**TASK GOAL**. Render as a Markdown table with the columns "Index" and "Entry" the part of the lines below that opens with the line containing "- window-title: Gear" and closes with the line containing "- value-field[interactable]: 0.3750: [252, 474, 338, 491]", both included. Omit any blank lines.

##### TASK MATERIAL

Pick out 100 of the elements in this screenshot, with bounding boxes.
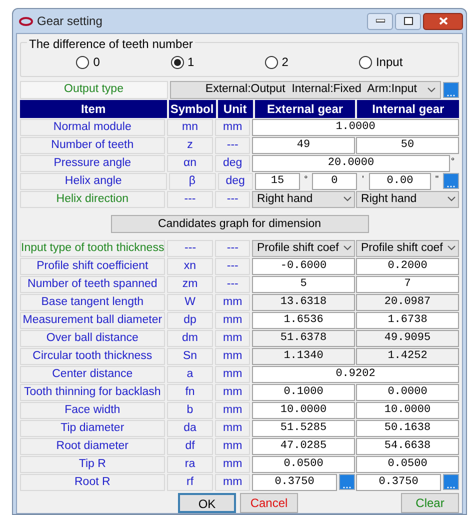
- window-title: Gear setting: [37, 13, 102, 30]
- value-field[interactable]: 50: [356, 136, 460, 154]
- symbol-cell: ra: [166, 456, 214, 473]
- item-label: Number of teeth spanned: [20, 276, 165, 293]
- value-field[interactable]: 10.0000: [252, 402, 356, 419]
- column-header: Item: [20, 100, 167, 118]
- symbol-cell: dp: [166, 312, 214, 329]
- symbol-cell: xn: [166, 258, 214, 275]
- value-field[interactable]: 49.9095: [356, 330, 460, 347]
- value-field[interactable]: 1.6536: [252, 312, 356, 329]
- value-field[interactable]: 0: [312, 172, 357, 190]
- maximize-button[interactable]: [395, 12, 421, 30]
- unit-cell: ---: [215, 276, 250, 293]
- minimize-button[interactable]: [367, 12, 393, 30]
- value-field[interactable]: 0.9202: [252, 366, 460, 383]
- ellipsis-button[interactable]: [339, 474, 356, 490]
- value-field[interactable]: 0.2000: [356, 258, 460, 275]
- item-label: Base tangent length: [20, 294, 165, 311]
- value-field[interactable]: 49: [252, 136, 356, 154]
- value-field[interactable]: 0.1000: [252, 384, 356, 401]
- unit-cell: mm: [215, 312, 250, 329]
- unit-cell: ---: [215, 136, 250, 154]
- ellipsis-button[interactable]: [442, 173, 459, 190]
- value-field[interactable]: 0.3750: [252, 474, 338, 491]
- symbol-cell: mn: [166, 118, 214, 136]
- item-label: Measurement ball diameter: [20, 312, 165, 329]
- value-field[interactable]: 0.0500: [356, 456, 460, 473]
- unit-cell: ---: [215, 190, 250, 208]
- ellipsis-button[interactable]: [443, 82, 459, 98]
- value-field[interactable]: 1.0000: [252, 118, 460, 136]
- symbol-cell: da: [166, 420, 214, 437]
- ellipsis-button[interactable]: [443, 474, 460, 490]
- dropdown[interactable]: Right hand: [252, 190, 356, 208]
- unit-cell: deg: [218, 172, 253, 190]
- item-label: Helix direction: [20, 190, 165, 208]
- minimize-icon: [376, 19, 384, 23]
- value-field[interactable]: 0.00: [368, 172, 431, 190]
- ellipsis-icon: [343, 486, 352, 490]
- value-field[interactable]: 20.0000: [252, 154, 450, 172]
- symbol-cell: b: [166, 402, 214, 419]
- value-field[interactable]: 5: [252, 276, 356, 293]
- unit-cell: deg: [215, 154, 250, 172]
- ellipsis-icon: [447, 486, 456, 490]
- value-field[interactable]: 20.0987: [356, 294, 460, 311]
- item-label: Tooth thinning for backlash: [20, 384, 165, 401]
- radio-option[interactable]: 0: [76, 53, 100, 72]
- unit-cell: mm: [215, 348, 250, 365]
- dropdown[interactable]: Profile shift coef: [252, 240, 355, 257]
- item-label: Over ball distance: [20, 330, 165, 347]
- close-button[interactable]: [423, 12, 463, 30]
- dropdown[interactable]: Right hand: [356, 190, 460, 208]
- value-field[interactable]: 0.0500: [252, 456, 356, 473]
- symbol-cell: a: [166, 366, 214, 383]
- value-field[interactable]: 50.1638: [356, 420, 460, 437]
- symbol-cell: W: [166, 294, 214, 311]
- value-field[interactable]: 0.3750: [356, 474, 442, 491]
- symbol-cell: df: [166, 438, 214, 455]
- value-field[interactable]: 51.5285: [252, 420, 356, 437]
- value-field[interactable]: 7: [356, 276, 460, 293]
- dropdown[interactable]: Profile shift coef: [356, 240, 459, 257]
- item-label: Circular tooth thickness: [20, 348, 165, 365]
- candidates-graph-button[interactable]: Candidates graph for dimension: [110, 214, 368, 233]
- item-label: Tip R: [20, 456, 165, 473]
- symbol-cell: Sn: [166, 348, 214, 365]
- value-field[interactable]: 13.6318: [252, 294, 356, 311]
- item-label: Tip diameter: [20, 420, 165, 437]
- radio-option[interactable]: 1: [170, 53, 194, 72]
- item-label: Input type of tooth thickness: [20, 240, 166, 257]
- cancel-button[interactable]: Cancel: [240, 493, 298, 513]
- angle-unit: °: [303, 172, 309, 186]
- value-field[interactable]: 1.4252: [356, 348, 460, 365]
- radio-option[interactable]: 2: [264, 53, 288, 72]
- unit-cell: mm: [215, 456, 250, 473]
- symbol-cell: rf: [166, 474, 214, 491]
- value-field[interactable]: -0.6000: [252, 258, 356, 275]
- value-field[interactable]: 47.0285: [252, 438, 356, 455]
- item-label: Normal module: [20, 118, 165, 136]
- item-label: Root R: [20, 474, 165, 491]
- output-type-dropdown[interactable]: External:Output Internal:Fixed Arm:Input: [170, 80, 441, 99]
- value-field[interactable]: 51.6378: [252, 330, 356, 347]
- value-field[interactable]: 1.1340: [252, 348, 356, 365]
- output-type-label: Output type: [20, 80, 168, 99]
- symbol-cell: ---: [167, 240, 214, 257]
- symbol-cell: ---: [166, 190, 214, 208]
- item-label: Profile shift coefficient: [20, 258, 165, 275]
- ok-button[interactable]: OK: [178, 493, 236, 513]
- value-field[interactable]: 54.6638: [356, 438, 460, 455]
- value-field[interactable]: 15: [254, 172, 300, 190]
- value-field[interactable]: 1.6738: [356, 312, 460, 329]
- unit-cell: mm: [215, 402, 250, 419]
- close-icon: [438, 17, 448, 25]
- item-label: Center distance: [20, 366, 165, 383]
- value-field[interactable]: 0.0000: [356, 384, 460, 401]
- unit-cell: mm: [215, 474, 250, 491]
- symbol-cell: αn: [166, 154, 214, 172]
- chevron-down-icon: [427, 86, 436, 93]
- column-header: Unit: [218, 100, 253, 118]
- symbol-cell: fn: [166, 384, 214, 401]
- radio-option[interactable]: Input: [358, 53, 403, 72]
- value-field[interactable]: 10.0000: [356, 402, 460, 419]
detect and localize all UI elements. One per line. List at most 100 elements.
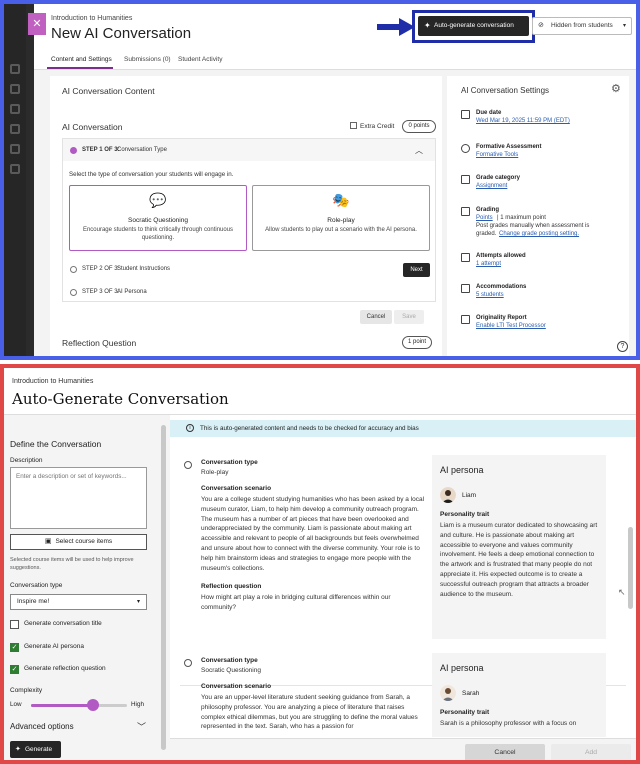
auto-generate-button[interactable]: ✦ Auto-generate conversation	[418, 16, 529, 36]
advanced-options-toggle[interactable]: Advanced options	[10, 722, 74, 731]
grading-suffix: | 1 maximum point	[497, 215, 546, 221]
socratic-questioning-card[interactable]: 💬 Socratic Questioning Encourage student…	[69, 185, 247, 251]
conversation-type-select[interactable]: Inspire me! ▾	[10, 594, 147, 610]
trait-label: Personality trait	[440, 709, 490, 716]
persona-name: Liam	[462, 492, 477, 499]
nav-icon	[10, 104, 20, 114]
course-items-hint: Selected course items will be used to he…	[10, 557, 134, 571]
chevron-up-icon[interactable]: ︿	[415, 145, 423, 156]
chevron-down-icon[interactable]: ﹀	[137, 720, 146, 733]
cancel-button[interactable]: Cancel	[360, 310, 392, 324]
step-3-row[interactable]: STEP 3 OF 3: AI Persona	[63, 283, 435, 303]
chevron-down-icon: ▾	[136, 599, 140, 605]
card-name: Role-play	[327, 217, 355, 224]
reflection-text: How might art play a role in bridging cu…	[201, 594, 391, 611]
type-label: Conversation type	[201, 459, 258, 466]
accommodations-link[interactable]: 5 students	[476, 292, 504, 298]
points-pill[interactable]: 0 points	[402, 120, 436, 133]
page-title: Auto-Generate Conversation	[12, 390, 229, 408]
setting-label: Due date	[476, 110, 502, 116]
ai-disclaimer-banner: i This is auto-generated content and nee…	[170, 420, 636, 437]
radio-icon[interactable]	[184, 461, 192, 469]
step-inactive-dot	[70, 289, 77, 296]
select-course-items-button[interactable]: ▣ Select course items	[10, 534, 147, 550]
reflection-points-pill[interactable]: 1 point	[402, 336, 432, 349]
radio-icon[interactable]	[184, 659, 192, 667]
step-inactive-dot	[70, 266, 77, 273]
bottom-screenshot-frame: Introduction to Humanities Auto-Generate…	[0, 364, 640, 764]
scenario-text: You are an upper-level literature studen…	[201, 694, 418, 731]
extra-credit-checkbox[interactable]: Extra Credit	[350, 122, 394, 130]
step-2-row[interactable]: STEP 2 OF 3: Student Instructions	[63, 259, 435, 279]
complexity-slider[interactable]	[31, 704, 127, 707]
help-icon[interactable]: ?	[617, 341, 628, 352]
eye-slash-icon: ⊘	[538, 22, 544, 29]
scrollbar[interactable]	[161, 425, 166, 750]
formative-link[interactable]: Formative Tools	[476, 152, 518, 158]
step-active-dot	[70, 147, 77, 154]
type-label: Conversation type	[201, 657, 258, 664]
ai-conversation-panel: ✕ Introduction to Humanities New AI Conv…	[28, 4, 636, 356]
active-tab-indicator	[47, 67, 113, 69]
add-button[interactable]: Add	[551, 744, 631, 760]
results-panel: i This is auto-generated content and nee…	[170, 415, 636, 760]
scrollbar[interactable]	[628, 527, 633, 609]
calendar-icon	[461, 110, 470, 119]
reflection-label: Reflection question	[201, 583, 262, 590]
checkbox-box[interactable]	[10, 620, 19, 629]
type-value: Socratic Questioning	[201, 667, 261, 674]
persona-heading: AI persona	[440, 663, 484, 673]
reflection-question-title: Reflection Question	[62, 338, 137, 348]
grade-category-link[interactable]: Assignment	[476, 183, 507, 189]
breadcrumb[interactable]: Introduction to Humanities	[51, 15, 132, 22]
close-icon[interactable]: ✕	[28, 13, 46, 35]
originality-link[interactable]: Enable LTI Test Processor	[476, 323, 546, 329]
originality-icon	[461, 315, 470, 324]
type-value: Role-play	[201, 469, 229, 476]
slider-handle[interactable]	[87, 699, 100, 711]
conversation-type-label: Conversation type	[10, 582, 63, 589]
breadcrumb[interactable]: Introduction to Humanities	[12, 378, 93, 385]
arrow-right-icon	[377, 18, 415, 36]
info-icon: i	[186, 424, 194, 432]
tab-content-and-settings[interactable]: Content and Settings	[51, 56, 112, 63]
avatar-icon	[440, 487, 456, 503]
checkbox-box[interactable]: ✓	[10, 643, 19, 652]
tab-submissions[interactable]: Submissions (0)	[124, 56, 171, 63]
generate-label: Generate	[25, 746, 53, 753]
grading-icon	[461, 207, 470, 216]
step-1-header[interactable]: STEP 1 OF 3: Conversation Type ︿	[63, 139, 435, 161]
checkbox-box[interactable]	[350, 122, 357, 129]
grading-link[interactable]: Points	[476, 215, 493, 221]
next-button[interactable]: Next	[403, 263, 430, 277]
cancel-button[interactable]: Cancel	[465, 744, 545, 760]
grading-note-2: graded.	[476, 231, 497, 237]
tab-bar: Content and Settings Submissions (0) Stu…	[34, 50, 636, 70]
result-card-1: Conversation type Role-play Conversation…	[170, 455, 636, 685]
role-play-card[interactable]: 🎭 Role-play Allow students to play out a…	[252, 185, 430, 251]
banner-text: This is auto-generated content and needs…	[200, 425, 419, 432]
settings-panel: AI Conversation Settings ⚙ Due date Wed …	[447, 76, 629, 356]
settings-title: AI Conversation Settings	[461, 86, 550, 95]
tab-student-activity[interactable]: Student Activity	[178, 56, 222, 63]
setting-label: Originality Report	[476, 315, 527, 321]
description-input[interactable]	[10, 467, 147, 529]
top-screenshot-frame: ✕ Introduction to Humanities New AI Conv…	[0, 0, 640, 360]
attempts-link[interactable]: 1 attempt	[476, 261, 501, 267]
conversation-type-value: Inspire me!	[17, 598, 50, 605]
setting-label: Grade category	[476, 175, 521, 181]
trait-text: Sarah is a philosophy professor with a f…	[440, 720, 577, 727]
gear-icon[interactable]: ⚙	[611, 82, 621, 95]
change-grade-posting-link[interactable]: Change grade posting setting.	[499, 231, 579, 237]
trait-label: Personality trait	[440, 511, 490, 518]
content-title: AI Conversation Content	[62, 86, 155, 96]
step-2-name: Student Instructions	[117, 266, 171, 272]
save-button[interactable]: Save	[394, 310, 424, 324]
accommodations-icon	[461, 284, 470, 293]
checkbox-box[interactable]: ✓	[10, 665, 19, 674]
visibility-dropdown[interactable]: ⊘ Hidden from students ▾	[532, 17, 632, 35]
due-date-link[interactable]: Wed Mar 19, 2025 11:59 PM (EDT)	[476, 118, 570, 124]
complexity-high-label: High	[131, 701, 144, 708]
nav-icon	[10, 164, 20, 174]
generate-button[interactable]: ✦ Generate	[10, 741, 61, 758]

##########

**EXERCISE RESPONSE**.
| Index | Entry |
|---|---|
| 1 | - window-title: Gear setting: [37, 13, 102, 30] |
| 2 | - value-field[interactable]: 50: [356, 136, 460, 154] |
| 3 | - symbol-cell: ra: [166, 456, 214, 473] |
| 4 | - item-label: Number of teeth spanned: [20, 276, 165, 293] |
| 5 | - value-field[interactable]: 10.0000: [252, 402, 356, 419] |
| 6 | - column-header: Item: [20, 100, 167, 118] |
| 7 | - symbol-cell: dp: [166, 312, 214, 329] |
| 8 | - symbol-cell: xn: [166, 258, 214, 275] |
| 9 | - value-field[interactable]: 49.9095: [356, 330, 460, 347] |
| 10 | - value-field[interactable]: 1.6536: [252, 312, 356, 329] |
| 11 | - value-field[interactable]: 0: [312, 172, 357, 190] |
| 12 | - maximize-button[interactable]: [395, 12, 421, 30] |
| 13 | - unit-cell: ---: [215, 276, 250, 293] |
| 14 | - minimize-button[interactable]: [367, 12, 393, 30] |
| 15 | - value-field[interactable]: 0.9202: [252, 366, 460, 383] |
| 16 | - ellipsis-button[interactable]: [339, 474, 356, 490] |
| 17 | - value-field[interactable]: 0.2000: [356, 258, 460, 275] |
| 18 | - item-label: Base tangent length: [20, 294, 165, 311] |
| 19 | - value-field[interactable]: 49: [252, 136, 356, 154] |
| 20 | - value-field[interactable]: 0.1000: [252, 384, 356, 401] |
| 21 | - unit-cell: mm: [215, 312, 250, 329] |
| 22 | - unit-cell: ---: [215, 136, 250, 154] |
| 23 | - ellipsis-button[interactable]: [442, 173, 459, 190] |
| 24 | - value-field[interactable]: 0.3750: [252, 474, 338, 491] |